* TASK DESCRIPTION *
Count lines holding the word "from". Only the number is wanted.

* INPUT ROWS *
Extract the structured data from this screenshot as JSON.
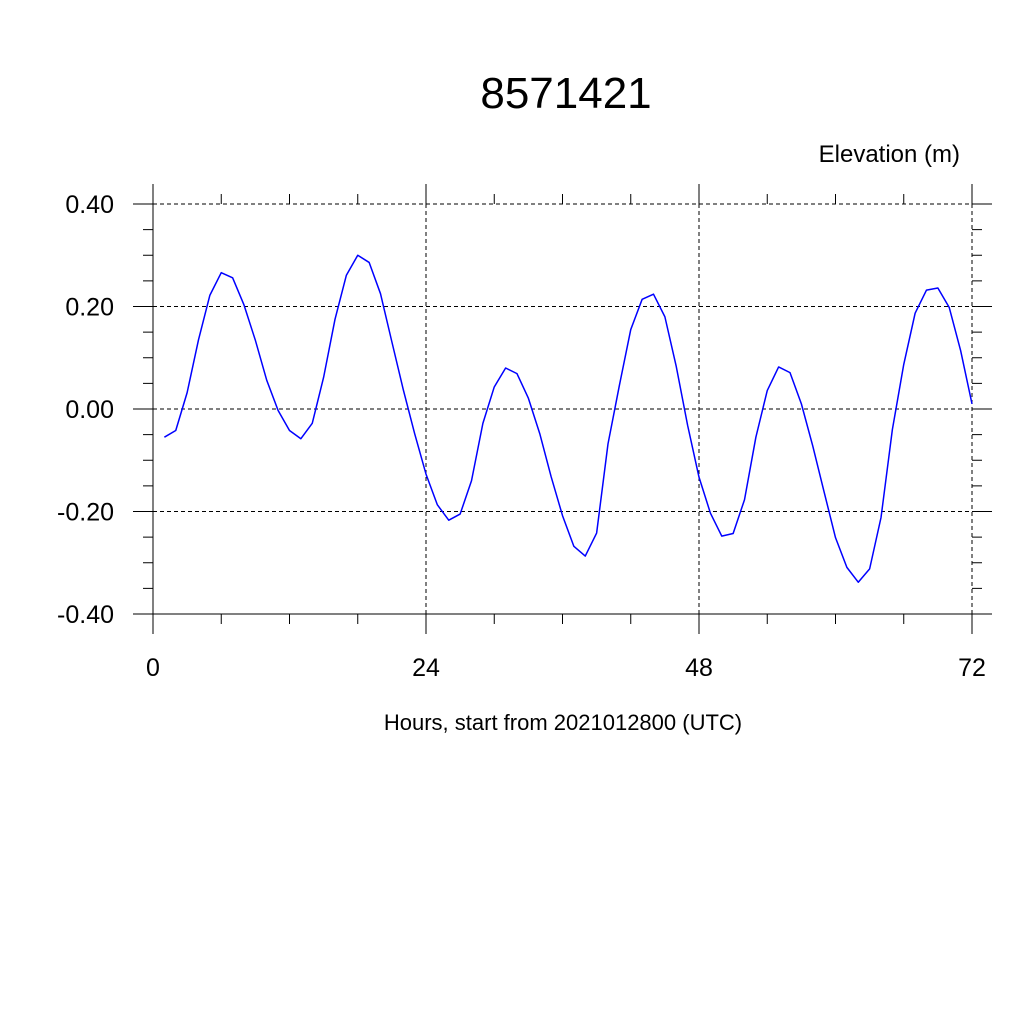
{
  "chart_data": {
    "type": "line",
    "title": "8571421",
    "ylabel": "Elevation (m)",
    "xlabel": "Hours, start from 2021012800 (UTC)",
    "xlim": [
      0,
      72
    ],
    "ylim": [
      -0.4,
      0.4
    ],
    "x_ticks": [
      0,
      24,
      48,
      72
    ],
    "x_tick_labels": [
      "0",
      "24",
      "48",
      "72"
    ],
    "y_ticks": [
      0.4,
      0.2,
      0.0,
      -0.2,
      -0.4
    ],
    "y_tick_labels": [
      "0.40",
      "0.20",
      "0.00",
      "-0.20",
      "-0.40"
    ],
    "grid": true,
    "series": [
      {
        "color": "#0000ff",
        "x": [
          1,
          2,
          3,
          4,
          5,
          6,
          7,
          8,
          9,
          10,
          11,
          12,
          13,
          14,
          15,
          16,
          17,
          18,
          19,
          20,
          21,
          22,
          23,
          24,
          25,
          26,
          27,
          28,
          29,
          30,
          31,
          32,
          33,
          34,
          35,
          36,
          37,
          38,
          39,
          40,
          41,
          42,
          43,
          44,
          45,
          46,
          47,
          48,
          49,
          50,
          51,
          52,
          53,
          54,
          55,
          56,
          57,
          58,
          59,
          60,
          61,
          62,
          63,
          64,
          65,
          66,
          67,
          68,
          69,
          70,
          71,
          72
        ],
        "y": [
          -0.055,
          -0.042,
          0.032,
          0.135,
          0.222,
          0.266,
          0.256,
          0.203,
          0.134,
          0.056,
          -0.003,
          -0.042,
          -0.058,
          -0.028,
          0.062,
          0.175,
          0.261,
          0.3,
          0.286,
          0.225,
          0.131,
          0.038,
          -0.048,
          -0.127,
          -0.187,
          -0.217,
          -0.205,
          -0.14,
          -0.028,
          0.043,
          0.08,
          0.069,
          0.021,
          -0.048,
          -0.132,
          -0.208,
          -0.268,
          -0.287,
          -0.242,
          -0.068,
          0.046,
          0.155,
          0.214,
          0.224,
          0.18,
          0.083,
          -0.032,
          -0.133,
          -0.203,
          -0.248,
          -0.243,
          -0.177,
          -0.055,
          0.036,
          0.082,
          0.071,
          0.01,
          -0.072,
          -0.162,
          -0.251,
          -0.309,
          -0.338,
          -0.312,
          -0.212,
          -0.04,
          0.087,
          0.187,
          0.232,
          0.236,
          0.198,
          0.114,
          0.01
        ]
      }
    ]
  }
}
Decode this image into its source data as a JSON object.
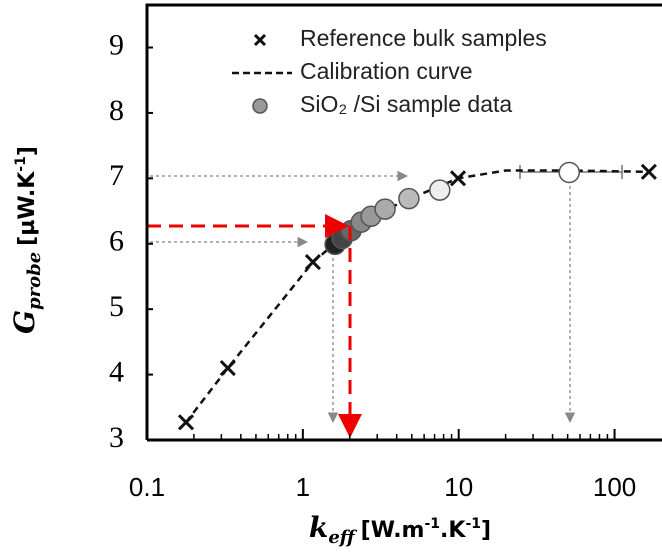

* EXERCISE ANSWER *
2